■ Task to complete
Pull out from the material below all lines with "Degradable".

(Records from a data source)
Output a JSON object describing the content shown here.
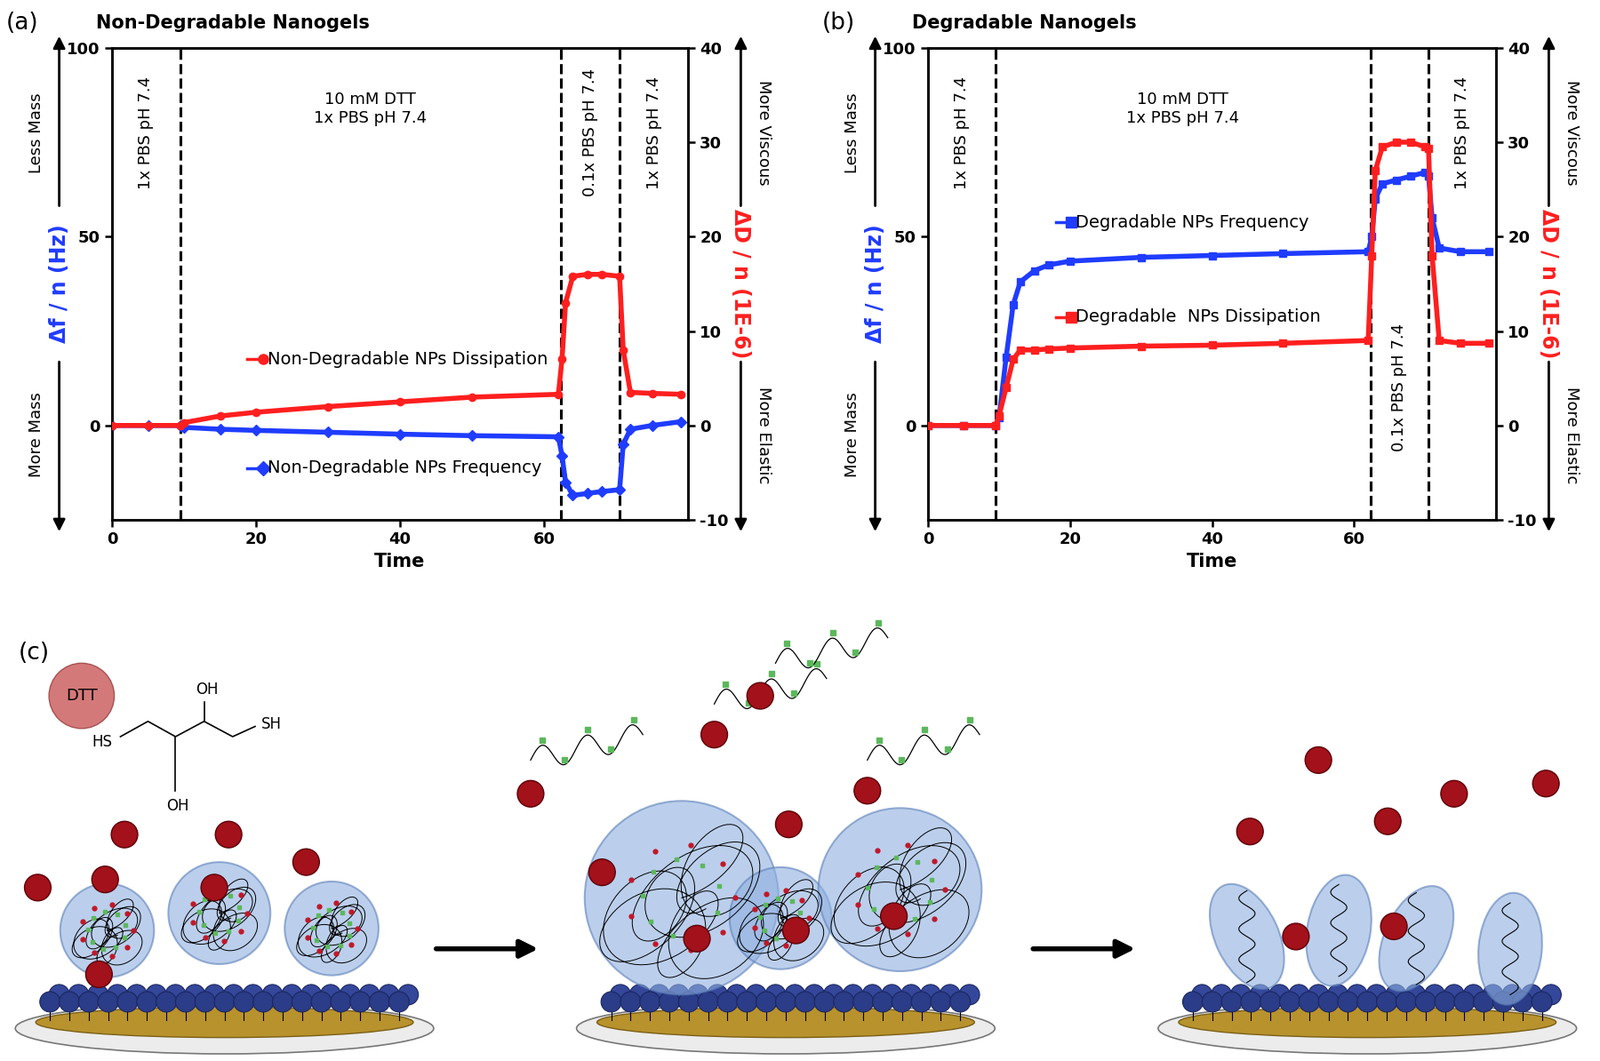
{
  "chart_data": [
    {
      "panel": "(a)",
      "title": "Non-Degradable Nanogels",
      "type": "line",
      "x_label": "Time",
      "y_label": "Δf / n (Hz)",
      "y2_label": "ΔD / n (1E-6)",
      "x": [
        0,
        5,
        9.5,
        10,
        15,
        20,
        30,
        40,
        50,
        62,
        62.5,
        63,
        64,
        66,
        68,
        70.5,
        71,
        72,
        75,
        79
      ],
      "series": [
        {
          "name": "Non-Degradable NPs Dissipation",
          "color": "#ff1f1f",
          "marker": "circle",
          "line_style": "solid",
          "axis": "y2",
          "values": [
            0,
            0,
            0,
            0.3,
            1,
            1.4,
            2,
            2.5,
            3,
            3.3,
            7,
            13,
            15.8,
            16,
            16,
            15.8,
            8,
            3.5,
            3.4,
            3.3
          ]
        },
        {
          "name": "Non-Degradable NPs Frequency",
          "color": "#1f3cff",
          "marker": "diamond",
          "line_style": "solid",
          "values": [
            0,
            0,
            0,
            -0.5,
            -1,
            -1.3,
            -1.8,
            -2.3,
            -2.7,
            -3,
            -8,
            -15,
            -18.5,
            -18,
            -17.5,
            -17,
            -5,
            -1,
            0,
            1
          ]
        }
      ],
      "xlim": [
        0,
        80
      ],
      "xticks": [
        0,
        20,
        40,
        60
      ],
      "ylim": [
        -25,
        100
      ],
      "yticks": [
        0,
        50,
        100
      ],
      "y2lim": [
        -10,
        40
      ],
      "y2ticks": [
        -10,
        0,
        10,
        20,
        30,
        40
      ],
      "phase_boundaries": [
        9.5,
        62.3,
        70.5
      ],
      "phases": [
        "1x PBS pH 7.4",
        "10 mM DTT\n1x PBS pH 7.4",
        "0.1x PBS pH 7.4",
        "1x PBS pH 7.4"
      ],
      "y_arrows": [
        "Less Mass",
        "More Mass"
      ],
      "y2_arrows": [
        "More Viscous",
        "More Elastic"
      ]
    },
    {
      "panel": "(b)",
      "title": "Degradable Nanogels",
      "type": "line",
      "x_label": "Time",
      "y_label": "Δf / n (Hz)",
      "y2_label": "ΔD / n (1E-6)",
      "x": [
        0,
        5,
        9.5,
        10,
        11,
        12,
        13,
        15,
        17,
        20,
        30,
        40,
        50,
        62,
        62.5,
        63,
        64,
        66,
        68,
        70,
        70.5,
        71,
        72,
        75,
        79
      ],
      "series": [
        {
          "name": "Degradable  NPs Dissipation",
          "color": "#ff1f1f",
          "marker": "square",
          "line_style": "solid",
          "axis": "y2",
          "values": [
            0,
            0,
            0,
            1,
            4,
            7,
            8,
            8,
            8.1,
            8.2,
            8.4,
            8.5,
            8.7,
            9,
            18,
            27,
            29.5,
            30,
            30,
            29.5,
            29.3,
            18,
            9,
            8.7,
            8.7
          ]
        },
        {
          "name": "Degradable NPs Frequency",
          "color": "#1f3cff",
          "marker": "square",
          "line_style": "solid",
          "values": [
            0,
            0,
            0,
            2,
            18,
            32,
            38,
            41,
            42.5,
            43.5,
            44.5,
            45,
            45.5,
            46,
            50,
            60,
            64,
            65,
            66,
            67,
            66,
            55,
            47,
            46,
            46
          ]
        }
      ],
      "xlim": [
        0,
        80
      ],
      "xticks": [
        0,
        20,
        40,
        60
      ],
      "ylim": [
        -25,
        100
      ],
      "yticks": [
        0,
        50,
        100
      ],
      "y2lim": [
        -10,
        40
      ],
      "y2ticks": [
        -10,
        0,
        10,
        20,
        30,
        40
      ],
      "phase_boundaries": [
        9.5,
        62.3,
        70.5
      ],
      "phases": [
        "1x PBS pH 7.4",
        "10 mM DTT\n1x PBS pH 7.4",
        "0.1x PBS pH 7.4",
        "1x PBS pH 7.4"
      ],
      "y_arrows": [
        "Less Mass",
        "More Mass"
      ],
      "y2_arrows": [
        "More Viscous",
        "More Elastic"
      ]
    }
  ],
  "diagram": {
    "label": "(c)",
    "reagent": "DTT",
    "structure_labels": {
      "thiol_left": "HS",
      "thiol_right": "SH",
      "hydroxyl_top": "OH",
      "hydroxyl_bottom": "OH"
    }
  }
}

■ Response below
      "title": "Non-Degradable Nanogels",
          "name": "Non-Degradable NPs Dissipation",
          "name": "Non-Degradable NPs Frequency",
      "title": "Degradable Nanogels",
          "name": "Degradable  NPs Dissipation",
          "name": "Degradable NPs Frequency",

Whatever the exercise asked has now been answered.